Copy out every line in which the string "PORK" occurs.

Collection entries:
-- Begin --

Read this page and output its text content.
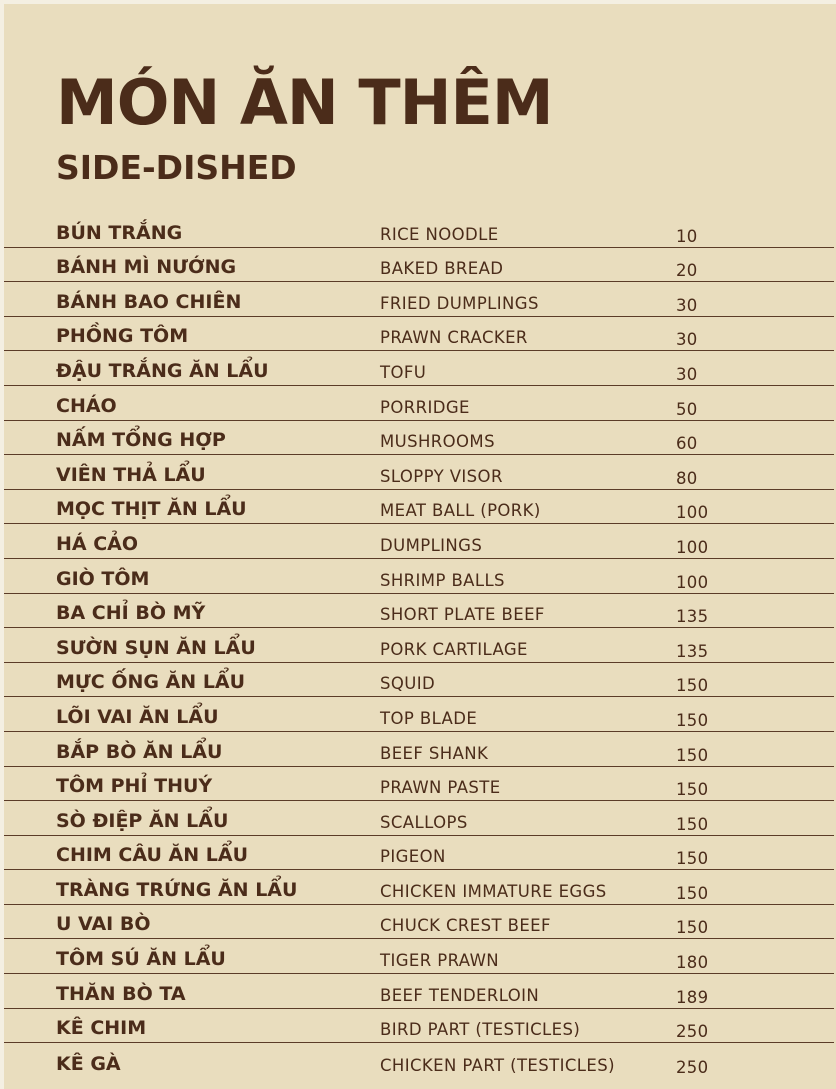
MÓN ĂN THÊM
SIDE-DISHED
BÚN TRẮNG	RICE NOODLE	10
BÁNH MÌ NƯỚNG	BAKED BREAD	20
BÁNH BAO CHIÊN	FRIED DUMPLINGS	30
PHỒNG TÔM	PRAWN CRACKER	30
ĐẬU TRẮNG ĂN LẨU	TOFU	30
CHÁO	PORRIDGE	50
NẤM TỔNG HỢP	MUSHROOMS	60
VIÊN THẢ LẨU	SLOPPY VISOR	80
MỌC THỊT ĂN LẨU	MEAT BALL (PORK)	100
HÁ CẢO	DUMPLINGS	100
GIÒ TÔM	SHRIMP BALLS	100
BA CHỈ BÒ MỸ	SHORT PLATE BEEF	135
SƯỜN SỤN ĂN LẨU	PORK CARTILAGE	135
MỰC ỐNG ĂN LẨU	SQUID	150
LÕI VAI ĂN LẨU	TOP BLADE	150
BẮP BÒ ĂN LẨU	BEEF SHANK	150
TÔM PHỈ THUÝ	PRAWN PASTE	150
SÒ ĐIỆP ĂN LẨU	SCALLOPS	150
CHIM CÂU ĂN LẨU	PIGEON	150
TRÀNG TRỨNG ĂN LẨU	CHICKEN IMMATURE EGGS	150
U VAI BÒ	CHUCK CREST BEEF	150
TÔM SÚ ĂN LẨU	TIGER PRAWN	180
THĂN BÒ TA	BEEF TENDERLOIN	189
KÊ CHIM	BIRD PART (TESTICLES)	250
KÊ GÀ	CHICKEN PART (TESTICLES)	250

-- End --
-- Begin --

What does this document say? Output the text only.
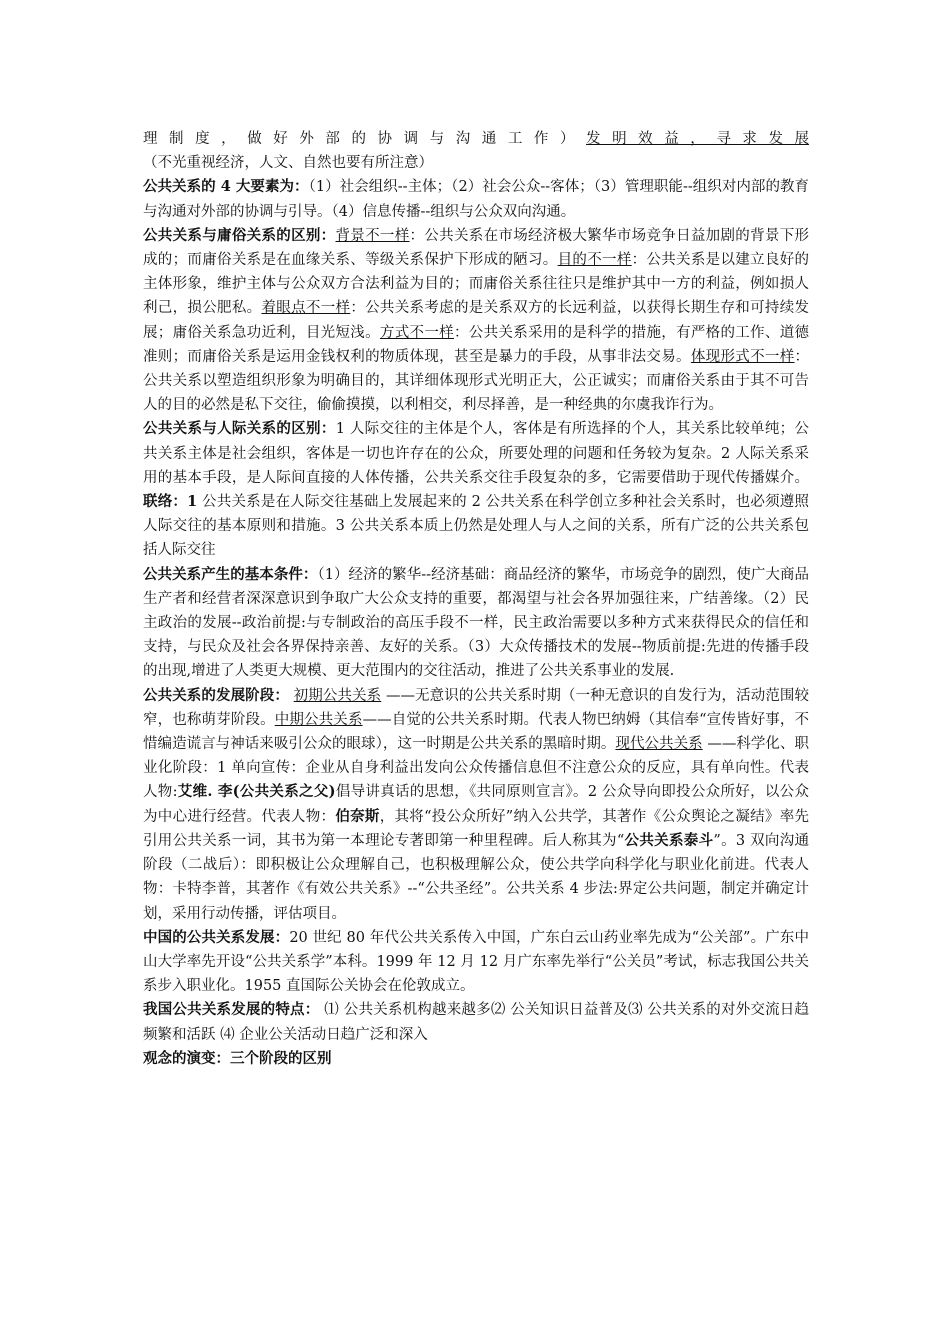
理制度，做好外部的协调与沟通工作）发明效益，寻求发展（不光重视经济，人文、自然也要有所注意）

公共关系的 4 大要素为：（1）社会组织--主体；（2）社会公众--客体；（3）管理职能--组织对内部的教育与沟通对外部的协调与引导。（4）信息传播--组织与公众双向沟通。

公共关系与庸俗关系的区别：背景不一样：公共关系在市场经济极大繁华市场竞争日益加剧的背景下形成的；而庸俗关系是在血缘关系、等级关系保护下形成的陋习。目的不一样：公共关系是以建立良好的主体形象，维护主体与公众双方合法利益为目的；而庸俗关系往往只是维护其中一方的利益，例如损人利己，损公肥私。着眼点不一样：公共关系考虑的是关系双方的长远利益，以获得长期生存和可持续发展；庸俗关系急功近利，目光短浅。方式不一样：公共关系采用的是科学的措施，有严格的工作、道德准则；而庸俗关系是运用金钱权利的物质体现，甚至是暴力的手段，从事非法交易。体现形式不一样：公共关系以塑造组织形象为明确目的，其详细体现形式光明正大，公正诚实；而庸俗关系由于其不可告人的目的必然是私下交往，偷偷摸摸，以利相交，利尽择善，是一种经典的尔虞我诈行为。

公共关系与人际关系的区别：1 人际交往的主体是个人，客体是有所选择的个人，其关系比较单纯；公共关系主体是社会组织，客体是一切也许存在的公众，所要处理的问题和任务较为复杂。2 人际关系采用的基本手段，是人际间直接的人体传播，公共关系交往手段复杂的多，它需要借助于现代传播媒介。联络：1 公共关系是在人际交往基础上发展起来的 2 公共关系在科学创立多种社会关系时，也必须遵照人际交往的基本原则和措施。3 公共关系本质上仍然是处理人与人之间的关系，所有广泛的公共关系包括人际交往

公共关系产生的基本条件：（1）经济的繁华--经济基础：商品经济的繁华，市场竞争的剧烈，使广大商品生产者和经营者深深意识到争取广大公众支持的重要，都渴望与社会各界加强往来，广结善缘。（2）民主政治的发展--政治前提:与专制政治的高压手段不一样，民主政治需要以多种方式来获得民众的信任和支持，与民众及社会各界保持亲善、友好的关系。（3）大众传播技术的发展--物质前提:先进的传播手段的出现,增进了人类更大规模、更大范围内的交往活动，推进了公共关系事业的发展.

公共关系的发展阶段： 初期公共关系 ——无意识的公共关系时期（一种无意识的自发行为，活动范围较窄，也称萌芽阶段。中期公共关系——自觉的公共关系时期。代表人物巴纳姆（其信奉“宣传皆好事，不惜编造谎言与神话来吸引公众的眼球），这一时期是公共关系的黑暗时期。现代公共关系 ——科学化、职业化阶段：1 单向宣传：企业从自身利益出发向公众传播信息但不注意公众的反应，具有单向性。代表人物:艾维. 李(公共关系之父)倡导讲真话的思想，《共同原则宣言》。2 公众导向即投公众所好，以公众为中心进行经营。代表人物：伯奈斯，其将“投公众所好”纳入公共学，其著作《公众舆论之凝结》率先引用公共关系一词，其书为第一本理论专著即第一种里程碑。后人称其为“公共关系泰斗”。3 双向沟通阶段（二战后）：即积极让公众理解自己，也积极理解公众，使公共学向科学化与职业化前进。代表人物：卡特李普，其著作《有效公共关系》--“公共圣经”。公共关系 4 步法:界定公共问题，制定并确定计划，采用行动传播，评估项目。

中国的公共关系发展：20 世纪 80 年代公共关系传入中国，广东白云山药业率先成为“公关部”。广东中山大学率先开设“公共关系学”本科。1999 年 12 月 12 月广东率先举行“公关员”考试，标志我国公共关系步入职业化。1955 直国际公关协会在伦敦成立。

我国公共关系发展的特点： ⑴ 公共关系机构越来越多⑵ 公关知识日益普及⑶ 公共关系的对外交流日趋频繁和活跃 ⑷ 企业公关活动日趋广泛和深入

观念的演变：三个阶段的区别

-- End --
-- Begin --

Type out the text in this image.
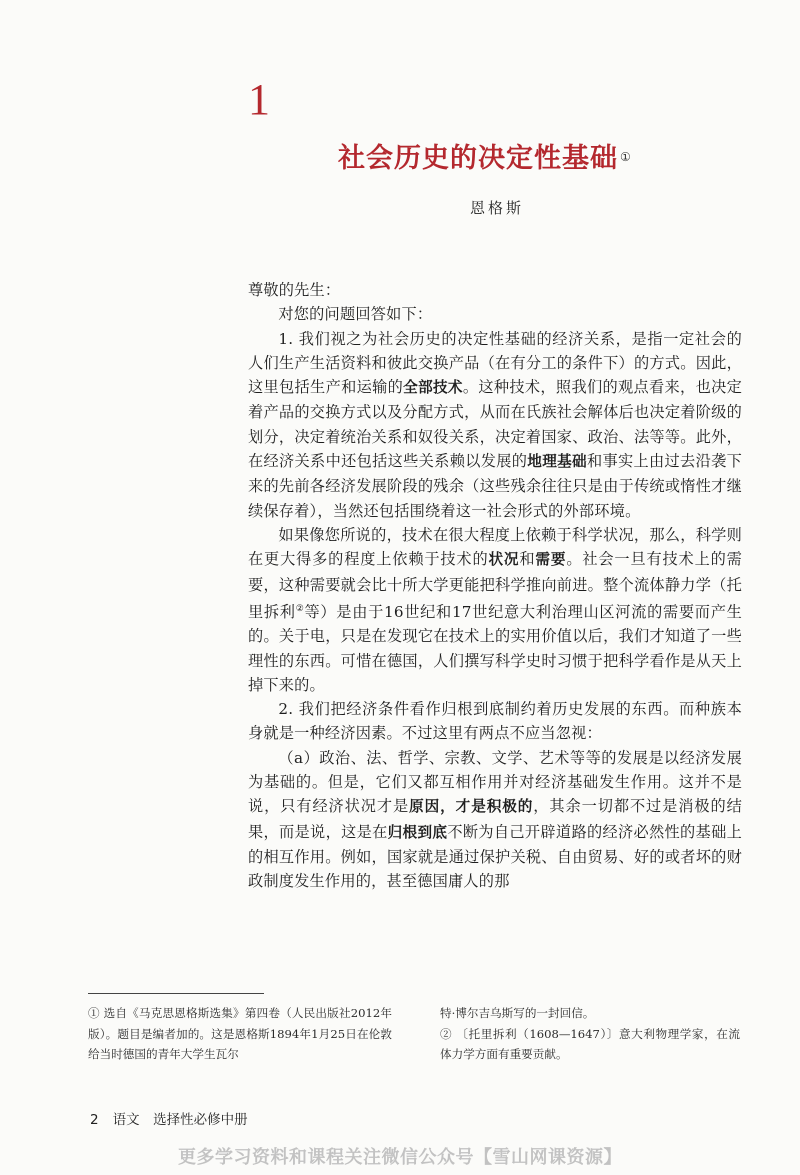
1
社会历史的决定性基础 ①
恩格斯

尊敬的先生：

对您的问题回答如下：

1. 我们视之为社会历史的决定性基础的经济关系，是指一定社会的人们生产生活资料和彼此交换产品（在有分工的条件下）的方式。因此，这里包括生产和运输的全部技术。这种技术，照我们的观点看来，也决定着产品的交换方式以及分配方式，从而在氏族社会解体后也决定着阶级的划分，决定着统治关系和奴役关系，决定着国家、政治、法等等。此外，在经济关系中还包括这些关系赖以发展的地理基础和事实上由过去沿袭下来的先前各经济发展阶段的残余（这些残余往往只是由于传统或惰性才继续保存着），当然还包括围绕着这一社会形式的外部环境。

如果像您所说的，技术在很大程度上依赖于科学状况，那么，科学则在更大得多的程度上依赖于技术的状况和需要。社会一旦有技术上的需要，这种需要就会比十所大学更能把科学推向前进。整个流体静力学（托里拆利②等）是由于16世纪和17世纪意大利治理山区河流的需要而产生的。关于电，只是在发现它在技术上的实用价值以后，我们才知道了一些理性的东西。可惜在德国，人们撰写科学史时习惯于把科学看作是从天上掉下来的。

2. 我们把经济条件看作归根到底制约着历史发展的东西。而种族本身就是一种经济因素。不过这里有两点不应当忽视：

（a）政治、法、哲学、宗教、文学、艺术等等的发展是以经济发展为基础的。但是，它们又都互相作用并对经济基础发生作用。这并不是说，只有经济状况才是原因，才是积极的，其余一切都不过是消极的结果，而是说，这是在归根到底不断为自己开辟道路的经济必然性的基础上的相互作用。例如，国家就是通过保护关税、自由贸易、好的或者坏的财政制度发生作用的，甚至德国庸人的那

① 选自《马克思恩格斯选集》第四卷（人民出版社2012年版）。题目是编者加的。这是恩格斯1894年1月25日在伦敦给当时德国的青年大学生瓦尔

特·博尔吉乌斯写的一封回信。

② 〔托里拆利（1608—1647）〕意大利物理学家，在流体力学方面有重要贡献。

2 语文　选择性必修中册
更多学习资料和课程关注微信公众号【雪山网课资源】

-- End --

▶ _Answer_:
MỌC THỊT ĂN LẨU	MEAT BALL (PORK)	100
SƯỜN SỤN ĂN LẨU	PORK CARTILAGE	135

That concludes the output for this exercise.